— begin —

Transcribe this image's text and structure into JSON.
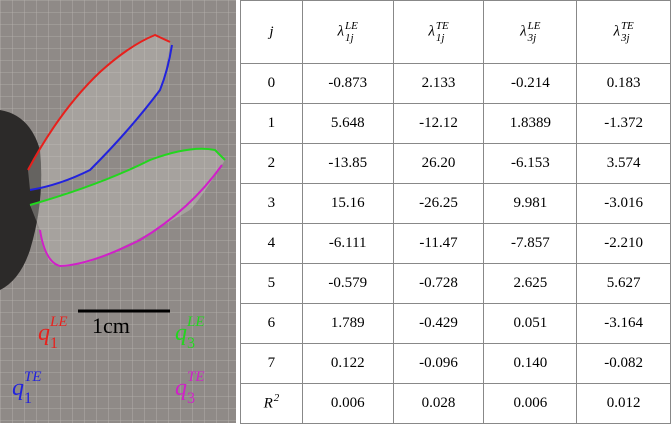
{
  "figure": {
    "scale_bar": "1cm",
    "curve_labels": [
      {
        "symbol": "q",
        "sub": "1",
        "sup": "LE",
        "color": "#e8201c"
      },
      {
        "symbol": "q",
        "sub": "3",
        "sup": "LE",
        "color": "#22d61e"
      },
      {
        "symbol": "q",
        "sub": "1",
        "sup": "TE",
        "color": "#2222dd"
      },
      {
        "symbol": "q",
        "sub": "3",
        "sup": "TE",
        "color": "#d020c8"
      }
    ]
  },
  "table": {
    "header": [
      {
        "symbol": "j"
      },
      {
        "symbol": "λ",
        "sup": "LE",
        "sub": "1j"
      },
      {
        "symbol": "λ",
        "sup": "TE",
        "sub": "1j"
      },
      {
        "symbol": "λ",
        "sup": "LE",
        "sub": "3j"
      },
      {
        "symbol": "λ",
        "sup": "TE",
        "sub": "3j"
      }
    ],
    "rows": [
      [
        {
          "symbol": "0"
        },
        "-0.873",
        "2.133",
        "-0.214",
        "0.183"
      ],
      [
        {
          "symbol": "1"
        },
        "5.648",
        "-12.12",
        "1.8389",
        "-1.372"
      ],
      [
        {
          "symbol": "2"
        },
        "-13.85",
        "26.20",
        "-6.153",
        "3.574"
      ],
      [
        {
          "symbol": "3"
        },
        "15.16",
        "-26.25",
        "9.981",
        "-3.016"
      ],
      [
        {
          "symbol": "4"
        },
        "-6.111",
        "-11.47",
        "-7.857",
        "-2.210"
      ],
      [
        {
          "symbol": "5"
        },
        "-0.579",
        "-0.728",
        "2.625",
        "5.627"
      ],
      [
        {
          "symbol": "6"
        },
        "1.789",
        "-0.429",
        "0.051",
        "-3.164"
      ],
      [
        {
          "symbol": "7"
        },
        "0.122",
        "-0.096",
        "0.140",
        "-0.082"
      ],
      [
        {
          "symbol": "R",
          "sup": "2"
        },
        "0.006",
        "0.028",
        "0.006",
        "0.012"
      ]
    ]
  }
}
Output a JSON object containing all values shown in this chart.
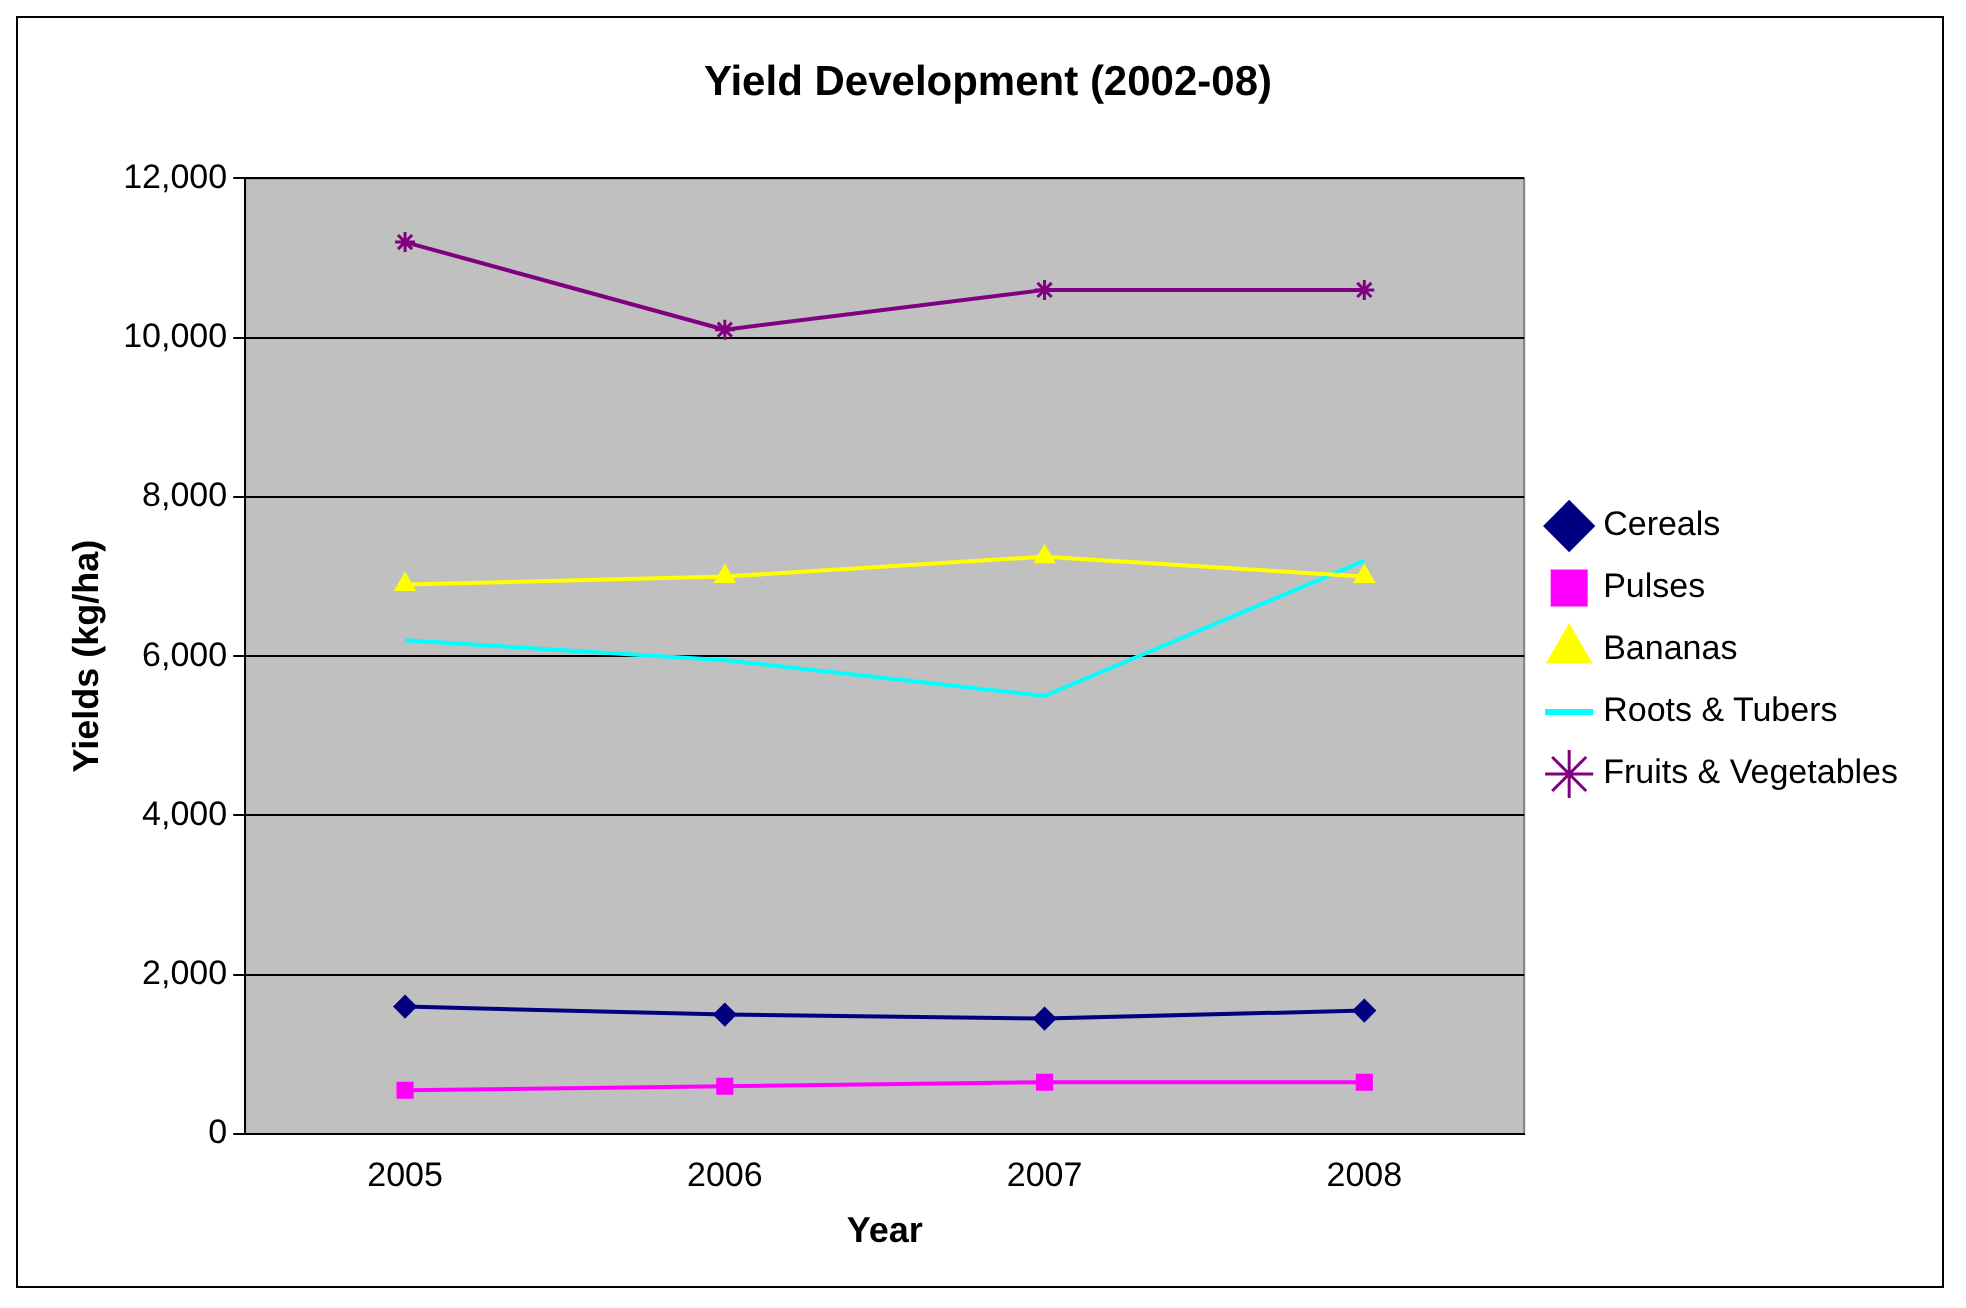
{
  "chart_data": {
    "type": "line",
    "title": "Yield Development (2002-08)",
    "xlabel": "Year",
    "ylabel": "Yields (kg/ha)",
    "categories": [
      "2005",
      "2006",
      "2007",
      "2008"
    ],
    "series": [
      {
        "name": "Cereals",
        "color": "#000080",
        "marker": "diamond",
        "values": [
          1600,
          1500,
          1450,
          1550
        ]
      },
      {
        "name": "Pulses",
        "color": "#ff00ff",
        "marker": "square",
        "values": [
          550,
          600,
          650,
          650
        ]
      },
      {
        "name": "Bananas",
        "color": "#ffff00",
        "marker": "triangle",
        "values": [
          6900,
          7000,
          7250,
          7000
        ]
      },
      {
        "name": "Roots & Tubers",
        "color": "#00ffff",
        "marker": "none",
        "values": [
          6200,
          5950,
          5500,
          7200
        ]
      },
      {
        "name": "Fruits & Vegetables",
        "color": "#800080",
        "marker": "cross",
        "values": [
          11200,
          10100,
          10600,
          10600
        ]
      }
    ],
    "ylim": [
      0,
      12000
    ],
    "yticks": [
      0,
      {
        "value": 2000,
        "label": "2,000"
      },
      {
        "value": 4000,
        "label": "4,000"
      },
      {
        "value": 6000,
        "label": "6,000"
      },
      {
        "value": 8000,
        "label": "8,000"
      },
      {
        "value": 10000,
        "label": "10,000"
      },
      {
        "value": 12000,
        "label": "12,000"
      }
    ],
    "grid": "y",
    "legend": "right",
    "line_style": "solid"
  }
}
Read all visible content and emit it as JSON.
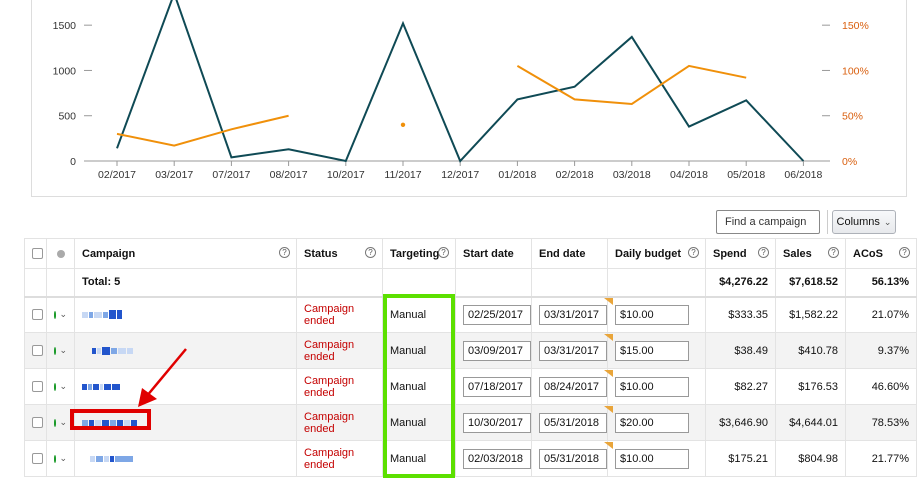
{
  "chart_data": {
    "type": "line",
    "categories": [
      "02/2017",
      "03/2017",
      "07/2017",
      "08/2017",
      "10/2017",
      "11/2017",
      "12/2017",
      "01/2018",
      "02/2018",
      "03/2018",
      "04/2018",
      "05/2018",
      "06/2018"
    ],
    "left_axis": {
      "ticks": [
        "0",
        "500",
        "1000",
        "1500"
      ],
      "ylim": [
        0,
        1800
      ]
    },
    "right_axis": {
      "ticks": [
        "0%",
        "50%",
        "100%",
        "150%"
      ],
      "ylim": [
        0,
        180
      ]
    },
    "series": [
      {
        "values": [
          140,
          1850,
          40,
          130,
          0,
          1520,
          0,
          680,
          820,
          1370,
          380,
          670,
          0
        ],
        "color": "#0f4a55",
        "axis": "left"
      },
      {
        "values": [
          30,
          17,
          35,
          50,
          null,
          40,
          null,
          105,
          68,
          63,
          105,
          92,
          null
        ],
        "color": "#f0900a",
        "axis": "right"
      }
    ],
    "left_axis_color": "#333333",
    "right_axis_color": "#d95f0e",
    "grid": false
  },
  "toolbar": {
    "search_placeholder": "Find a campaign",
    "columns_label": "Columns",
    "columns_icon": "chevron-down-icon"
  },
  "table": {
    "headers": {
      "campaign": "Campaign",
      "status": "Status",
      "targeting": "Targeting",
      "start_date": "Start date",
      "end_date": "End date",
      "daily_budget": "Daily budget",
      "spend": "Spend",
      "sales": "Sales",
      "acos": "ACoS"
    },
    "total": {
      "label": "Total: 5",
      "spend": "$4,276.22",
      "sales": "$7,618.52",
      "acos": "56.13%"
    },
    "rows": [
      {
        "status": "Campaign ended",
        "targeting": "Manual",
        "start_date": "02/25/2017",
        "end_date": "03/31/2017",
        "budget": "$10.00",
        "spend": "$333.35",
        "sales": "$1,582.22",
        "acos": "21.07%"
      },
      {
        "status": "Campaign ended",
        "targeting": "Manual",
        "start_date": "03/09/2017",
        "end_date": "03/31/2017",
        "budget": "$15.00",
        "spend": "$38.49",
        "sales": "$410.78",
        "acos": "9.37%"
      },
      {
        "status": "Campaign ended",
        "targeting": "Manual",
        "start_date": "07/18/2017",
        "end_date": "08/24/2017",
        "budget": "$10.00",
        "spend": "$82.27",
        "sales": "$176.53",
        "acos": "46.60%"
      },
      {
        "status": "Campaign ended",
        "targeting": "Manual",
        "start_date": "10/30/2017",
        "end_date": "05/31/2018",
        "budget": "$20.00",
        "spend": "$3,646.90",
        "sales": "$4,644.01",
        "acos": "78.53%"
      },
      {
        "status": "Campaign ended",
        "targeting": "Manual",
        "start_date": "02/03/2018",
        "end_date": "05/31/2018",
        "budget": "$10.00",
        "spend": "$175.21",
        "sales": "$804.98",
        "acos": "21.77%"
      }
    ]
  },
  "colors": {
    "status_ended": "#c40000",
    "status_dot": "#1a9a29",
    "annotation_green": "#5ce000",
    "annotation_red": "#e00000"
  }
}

— end —

INSTRUCTION:
Copy every line above word for word and exclude the pictures.

COMPLETED TASK:
Transcribe this image's text and structure into JSON.
{
  "figure": {
    "scale_bar": "1cm",
    "curve_labels": [
      {
        "symbol": "q",
        "sub": "1",
        "sup": "LE",
        "color": "#e8201c"
      },
      {
        "symbol": "q",
        "sub": "3",
        "sup": "LE",
        "color": "#22d61e"
      },
      {
        "symbol": "q",
        "sub": "1",
        "sup": "TE",
        "color": "#2222dd"
      },
      {
        "symbol": "q",
        "sub": "3",
        "sup": "TE",
        "color": "#d020c8"
      }
    ]
  },
  "table": {
    "header": [
      {
        "symbol": "j"
      },
      {
        "symbol": "λ",
        "sup": "LE",
        "sub": "1j"
      },
      {
        "symbol": "λ",
        "sup": "TE",
        "sub": "1j"
      },
      {
        "symbol": "λ",
        "sup": "LE",
        "sub": "3j"
      },
      {
        "symbol": "λ",
        "sup": "TE",
        "sub": "3j"
      }
    ],
    "rows": [
      [
        {
          "symbol": "0"
        },
        "-0.873",
        "2.133",
        "-0.214",
        "0.183"
      ],
      [
        {
          "symbol": "1"
        },
        "5.648",
        "-12.12",
        "1.8389",
        "-1.372"
      ],
      [
        {
          "symbol": "2"
        },
        "-13.85",
        "26.20",
        "-6.153",
        "3.574"
      ],
      [
        {
          "symbol": "3"
        },
        "15.16",
        "-26.25",
        "9.981",
        "-3.016"
      ],
      [
        {
          "symbol": "4"
        },
        "-6.111",
        "-11.47",
        "-7.857",
        "-2.210"
      ],
      [
        {
          "symbol": "5"
        },
        "-0.579",
        "-0.728",
        "2.625",
        "5.627"
      ],
      [
        {
          "symbol": "6"
        },
        "1.789",
        "-0.429",
        "0.051",
        "-3.164"
      ],
      [
        {
          "symbol": "7"
        },
        "0.122",
        "-0.096",
        "0.140",
        "-0.082"
      ],
      [
        {
          "symbol": "R",
          "sup": "2"
        },
        "0.006",
        "0.028",
        "0.006",
        "0.012"
      ]
    ]
  }
}
Output a JSON object containing all values shown in this chart.
{
  "chart_data": {
    "type": "line",
    "title": "Yield Development (2002-08)",
    "xlabel": "Year",
    "ylabel": "Yields (kg/ha)",
    "categories": [
      "2005",
      "2006",
      "2007",
      "2008"
    ],
    "series": [
      {
        "name": "Cereals",
        "color": "#000080",
        "marker": "diamond",
        "values": [
          1600,
          1500,
          1450,
          1550
        ]
      },
      {
        "name": "Pulses",
        "color": "#ff00ff",
        "marker": "square",
        "values": [
          550,
          600,
          650,
          650
        ]
      },
      {
        "name": "Bananas",
        "color": "#ffff00",
        "marker": "triangle",
        "values": [
          6900,
          7000,
          7250,
          7000
        ]
      },
      {
        "name": "Roots & Tubers",
        "color": "#00ffff",
        "marker": "none",
        "values": [
          6200,
          5950,
          5500,
          7200
        ]
      },
      {
        "name": "Fruits & Vegetables",
        "color": "#800080",
        "marker": "cross",
        "values": [
          11200,
          10100,
          10600,
          10600
        ]
      }
    ],
    "ylim": [
      0,
      12000
    ],
    "yticks": [
      0,
      {
        "value": 2000,
        "label": "2,000"
      },
      {
        "value": 4000,
        "label": "4,000"
      },
      {
        "value": 6000,
        "label": "6,000"
      },
      {
        "value": 8000,
        "label": "8,000"
      },
      {
        "value": 10000,
        "label": "10,000"
      },
      {
        "value": 12000,
        "label": "12,000"
      }
    ],
    "grid": "y",
    "legend": "right",
    "line_style": "solid"
  }
}
Read all visible content and emit it as JSON.
{
  "chart_data": {
    "type": "line",
    "categories": [
      "02/2017",
      "03/2017",
      "07/2017",
      "08/2017",
      "10/2017",
      "11/2017",
      "12/2017",
      "01/2018",
      "02/2018",
      "03/2018",
      "04/2018",
      "05/2018",
      "06/2018"
    ],
    "left_axis": {
      "ticks": [
        "0",
        "500",
        "1000",
        "1500"
      ],
      "ylim": [
        0,
        1800
      ]
    },
    "right_axis": {
      "ticks": [
        "0%",
        "50%",
        "100%",
        "150%"
      ],
      "ylim": [
        0,
        180
      ]
    },
    "series": [
      {
        "values": [
          140,
          1850,
          40,
          130,
          0,
          1520,
          0,
          680,
          820,
          1370,
          380,
          670,
          0
        ],
        "color": "#0f4a55",
        "axis": "left"
      },
      {
        "values": [
          30,
          17,
          35,
          50,
          null,
          40,
          null,
          105,
          68,
          63,
          105,
          92,
          null
        ],
        "color": "#f0900a",
        "axis": "right"
      }
    ],
    "left_axis_color": "#333333",
    "right_axis_color": "#d95f0e",
    "grid": false
  },
  "toolbar": {
    "search_placeholder": "Find a campaign",
    "columns_label": "Columns",
    "columns_icon": "chevron-down-icon"
  },
  "table": {
    "headers": {
      "campaign": "Campaign",
      "status": "Status",
      "targeting": "Targeting",
      "start_date": "Start date",
      "end_date": "End date",
      "daily_budget": "Daily budget",
      "spend": "Spend",
      "sales": "Sales",
      "acos": "ACoS"
    },
    "total": {
      "label": "Total: 5",
      "spend": "$4,276.22",
      "sales": "$7,618.52",
      "acos": "56.13%"
    },
    "rows": [
      {
        "status": "Campaign ended",
        "targeting": "Manual",
        "start_date": "02/25/2017",
        "end_date": "03/31/2017",
        "budget": "$10.00",
        "spend": "$333.35",
        "sales": "$1,582.22",
        "acos": "21.07%"
      },
      {
        "status": "Campaign ended",
        "targeting": "Manual",
        "start_date": "03/09/2017",
        "end_date": "03/31/2017",
        "budget": "$15.00",
        "spend": "$38.49",
        "sales": "$410.78",
        "acos": "9.37%"
      },
      {
        "status": "Campaign ended",
        "targeting": "Manual",
        "start_date": "07/18/2017",
        "end_date": "08/24/2017",
        "budget": "$10.00",
        "spend": "$82.27",
        "sales": "$176.53",
        "acos": "46.60%"
      },
      {
        "status": "Campaign ended",
        "targeting": "Manual",
        "start_date": "10/30/2017",
        "end_date": "05/31/2018",
        "budget": "$20.00",
        "spend": "$3,646.90",
        "sales": "$4,644.01",
        "acos": "78.53%"
      },
      {
        "status": "Campaign ended",
        "targeting": "Manual",
        "start_date": "02/03/2018",
        "end_date": "05/31/2018",
        "budget": "$10.00",
        "spend": "$175.21",
        "sales": "$804.98",
        "acos": "21.77%"
      }
    ]
  },
  "colors": {
    "status_ended": "#c40000",
    "status_dot": "#1a9a29",
    "annotation_green": "#5ce000",
    "annotation_red": "#e00000"
  }
}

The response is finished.